-------- RECORDS PROVIDED
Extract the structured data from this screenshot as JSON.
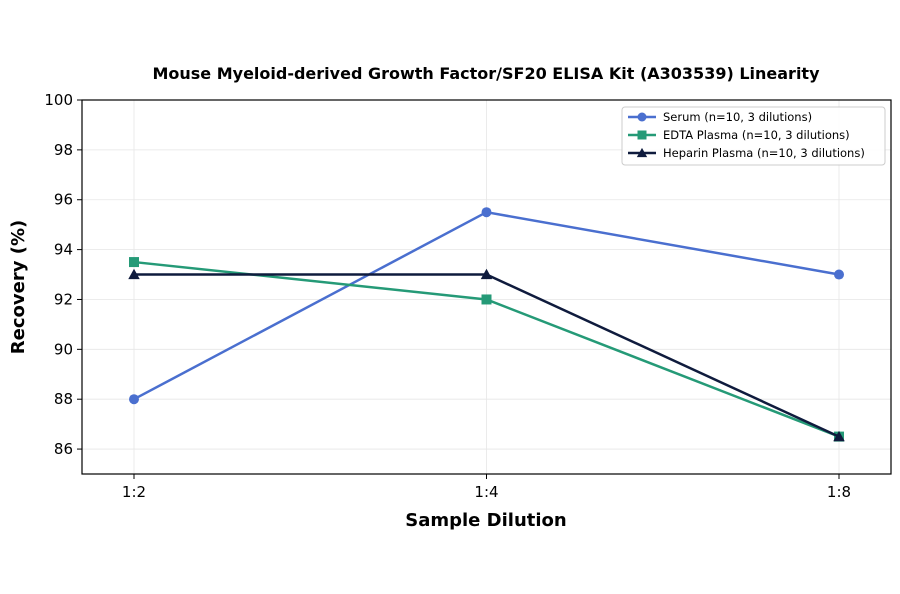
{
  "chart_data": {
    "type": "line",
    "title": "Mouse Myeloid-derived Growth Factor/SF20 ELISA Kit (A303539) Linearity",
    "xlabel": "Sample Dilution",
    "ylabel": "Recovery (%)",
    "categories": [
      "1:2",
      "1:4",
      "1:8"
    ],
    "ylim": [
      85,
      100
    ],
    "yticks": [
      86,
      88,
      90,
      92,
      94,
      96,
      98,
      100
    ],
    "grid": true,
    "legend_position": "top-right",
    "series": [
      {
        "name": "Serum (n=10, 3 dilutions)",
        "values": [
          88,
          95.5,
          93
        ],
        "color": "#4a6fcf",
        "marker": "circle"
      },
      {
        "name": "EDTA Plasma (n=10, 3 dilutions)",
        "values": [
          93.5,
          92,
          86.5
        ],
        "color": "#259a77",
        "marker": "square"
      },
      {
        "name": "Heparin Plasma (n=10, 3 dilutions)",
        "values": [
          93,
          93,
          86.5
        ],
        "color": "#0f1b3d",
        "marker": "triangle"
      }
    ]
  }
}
----------------
=== GIVEN REQUEST ===
Write out each entry exactly as given, omitting any picture.

=== FINAL RESULT ===
Extract the structured data from this screenshot as JSON.
{
  "chart_data": {
    "type": "line",
    "title": "Mouse Myeloid-derived Growth Factor/SF20 ELISA Kit (A303539) Linearity",
    "xlabel": "Sample Dilution",
    "ylabel": "Recovery (%)",
    "categories": [
      "1:2",
      "1:4",
      "1:8"
    ],
    "ylim": [
      85,
      100
    ],
    "yticks": [
      86,
      88,
      90,
      92,
      94,
      96,
      98,
      100
    ],
    "grid": true,
    "legend_position": "top-right",
    "series": [
      {
        "name": "Serum (n=10, 3 dilutions)",
        "values": [
          88,
          95.5,
          93
        ],
        "color": "#4a6fcf",
        "marker": "circle"
      },
      {
        "name": "EDTA Plasma (n=10, 3 dilutions)",
        "values": [
          93.5,
          92,
          86.5
        ],
        "color": "#259a77",
        "marker": "square"
      },
      {
        "name": "Heparin Plasma (n=10, 3 dilutions)",
        "values": [
          93,
          93,
          86.5
        ],
        "color": "#0f1b3d",
        "marker": "triangle"
      }
    ]
  }
}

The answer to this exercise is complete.